### TASK DETAILS:
Each line should be copied exactly.

### THE DATA:
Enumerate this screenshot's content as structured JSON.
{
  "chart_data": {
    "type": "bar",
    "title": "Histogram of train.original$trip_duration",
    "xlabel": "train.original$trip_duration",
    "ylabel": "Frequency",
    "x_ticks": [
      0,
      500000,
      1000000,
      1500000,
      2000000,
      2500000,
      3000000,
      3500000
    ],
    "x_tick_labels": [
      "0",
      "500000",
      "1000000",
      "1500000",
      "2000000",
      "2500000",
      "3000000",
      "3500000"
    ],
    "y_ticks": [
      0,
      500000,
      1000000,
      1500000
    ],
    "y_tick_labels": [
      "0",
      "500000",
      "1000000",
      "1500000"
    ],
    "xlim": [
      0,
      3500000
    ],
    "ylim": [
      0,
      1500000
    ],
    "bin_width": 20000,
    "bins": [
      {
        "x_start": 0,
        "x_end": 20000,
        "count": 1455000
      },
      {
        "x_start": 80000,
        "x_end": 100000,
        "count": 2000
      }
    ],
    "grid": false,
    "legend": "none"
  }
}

### EXPECTED ANSWER:
Enumerate this screenshot's content as structured JSON.
{
  "chart_data": {
    "type": "bar",
    "title": "Histogram of train.original$trip_duration",
    "xlabel": "train.original$trip_duration",
    "ylabel": "Frequency",
    "x_ticks": [
      0,
      500000,
      1000000,
      1500000,
      2000000,
      2500000,
      3000000,
      3500000
    ],
    "x_tick_labels": [
      "0",
      "500000",
      "1000000",
      "1500000",
      "2000000",
      "2500000",
      "3000000",
      "3500000"
    ],
    "y_ticks": [
      0,
      500000,
      1000000,
      1500000
    ],
    "y_tick_labels": [
      "0",
      "500000",
      "1000000",
      "1500000"
    ],
    "xlim": [
      0,
      3500000
    ],
    "ylim": [
      0,
      1500000
    ],
    "bin_width": 20000,
    "bins": [
      {
        "x_start": 0,
        "x_end": 20000,
        "count": 1455000
      },
      {
        "x_start": 80000,
        "x_end": 100000,
        "count": 2000
      }
    ],
    "grid": false,
    "legend": "none"
  }
}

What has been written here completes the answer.